**WHAT IS BEING ASKED**. The records below must be written out exactly, with every picture left behind.

**EXERCISE MATERIAL**.
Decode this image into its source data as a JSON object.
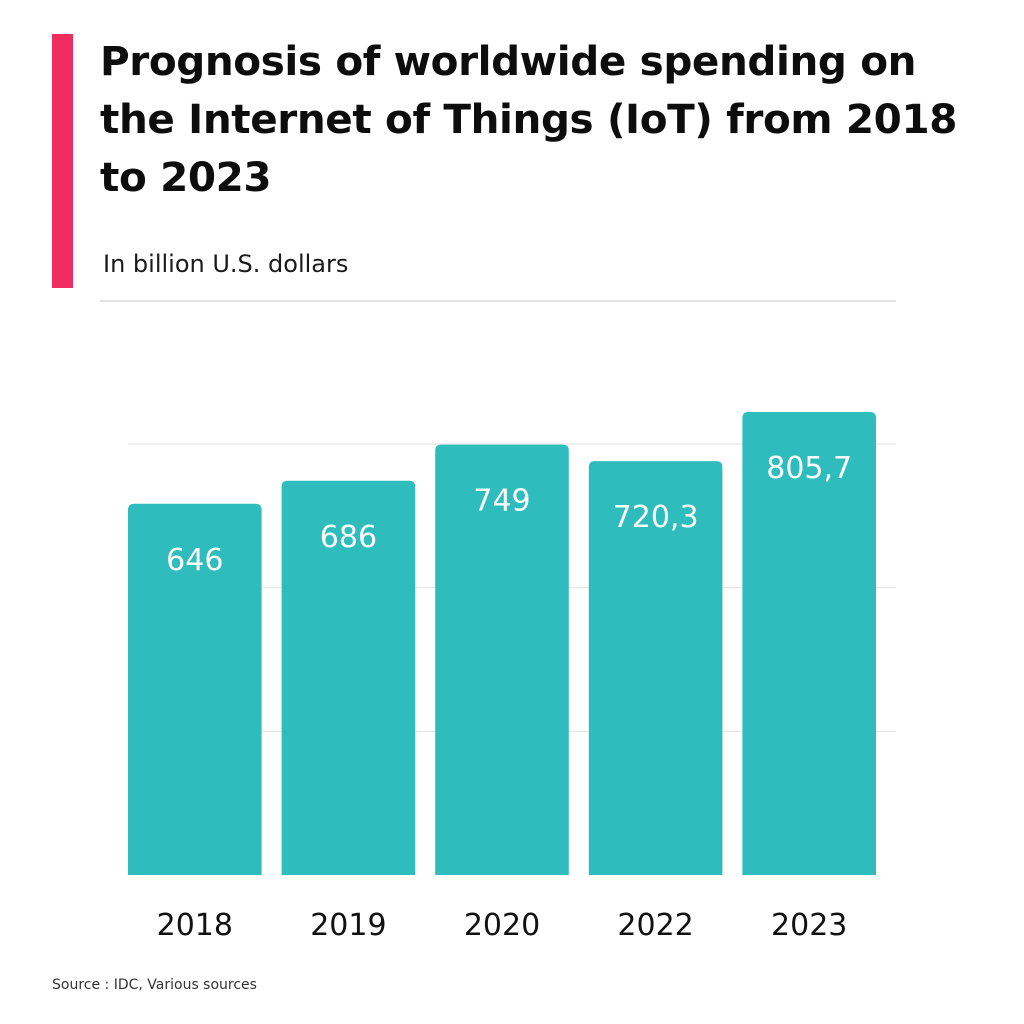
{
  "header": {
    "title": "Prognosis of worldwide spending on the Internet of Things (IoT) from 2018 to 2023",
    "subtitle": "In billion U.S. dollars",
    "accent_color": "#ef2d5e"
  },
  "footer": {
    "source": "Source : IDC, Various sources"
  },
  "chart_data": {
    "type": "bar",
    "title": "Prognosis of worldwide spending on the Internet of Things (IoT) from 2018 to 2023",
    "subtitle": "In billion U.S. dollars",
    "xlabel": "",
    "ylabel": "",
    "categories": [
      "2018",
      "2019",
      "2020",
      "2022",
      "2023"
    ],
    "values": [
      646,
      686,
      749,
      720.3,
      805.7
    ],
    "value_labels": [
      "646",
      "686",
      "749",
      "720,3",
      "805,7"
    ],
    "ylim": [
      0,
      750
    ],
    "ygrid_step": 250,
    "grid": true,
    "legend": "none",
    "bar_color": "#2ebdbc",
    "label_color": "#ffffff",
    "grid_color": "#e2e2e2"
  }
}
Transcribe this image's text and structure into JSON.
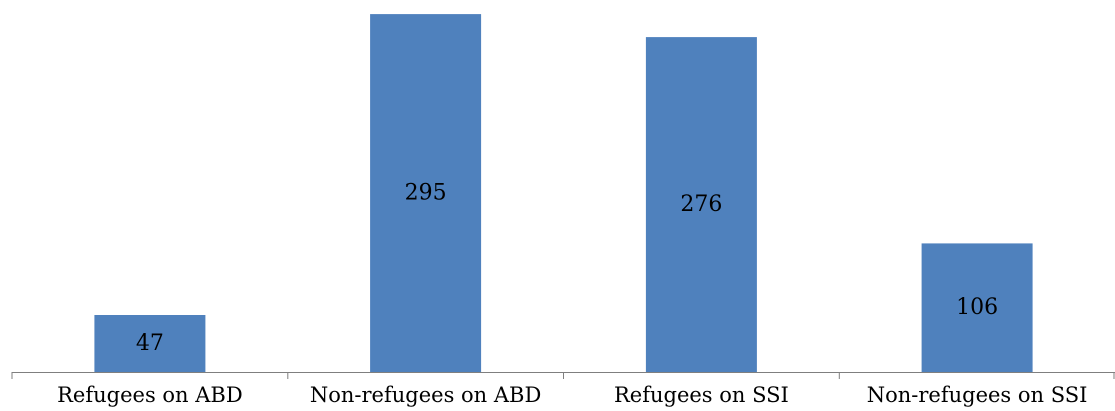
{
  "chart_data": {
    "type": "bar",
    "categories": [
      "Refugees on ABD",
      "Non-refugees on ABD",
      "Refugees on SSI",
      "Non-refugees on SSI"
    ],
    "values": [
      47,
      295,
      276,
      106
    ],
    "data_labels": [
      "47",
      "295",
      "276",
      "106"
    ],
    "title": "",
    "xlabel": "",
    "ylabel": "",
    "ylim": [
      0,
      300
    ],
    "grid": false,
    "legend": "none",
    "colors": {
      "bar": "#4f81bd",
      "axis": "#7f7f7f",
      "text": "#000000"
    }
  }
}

**RESULT**.
Decode this image into its source data as a JSON object.
{
  "header": {
    "title": "Prognosis of worldwide spending on the Internet of Things (IoT) from 2018 to 2023",
    "subtitle": "In billion U.S. dollars",
    "accent_color": "#ef2d5e"
  },
  "footer": {
    "source": "Source : IDC, Various sources"
  },
  "chart_data": {
    "type": "bar",
    "title": "Prognosis of worldwide spending on the Internet of Things (IoT) from 2018 to 2023",
    "subtitle": "In billion U.S. dollars",
    "xlabel": "",
    "ylabel": "",
    "categories": [
      "2018",
      "2019",
      "2020",
      "2022",
      "2023"
    ],
    "values": [
      646,
      686,
      749,
      720.3,
      805.7
    ],
    "value_labels": [
      "646",
      "686",
      "749",
      "720,3",
      "805,7"
    ],
    "ylim": [
      0,
      750
    ],
    "ygrid_step": 250,
    "grid": true,
    "legend": "none",
    "bar_color": "#2ebdbc",
    "label_color": "#ffffff",
    "grid_color": "#e2e2e2"
  }
}
Transcribe this image's text and structure into JSON.
{
  "chart_data": {
    "type": "bar",
    "categories": [
      "Refugees on ABD",
      "Non-refugees on ABD",
      "Refugees on SSI",
      "Non-refugees on SSI"
    ],
    "values": [
      47,
      295,
      276,
      106
    ],
    "data_labels": [
      "47",
      "295",
      "276",
      "106"
    ],
    "title": "",
    "xlabel": "",
    "ylabel": "",
    "ylim": [
      0,
      300
    ],
    "grid": false,
    "legend": "none",
    "colors": {
      "bar": "#4f81bd",
      "axis": "#7f7f7f",
      "text": "#000000"
    }
  }
}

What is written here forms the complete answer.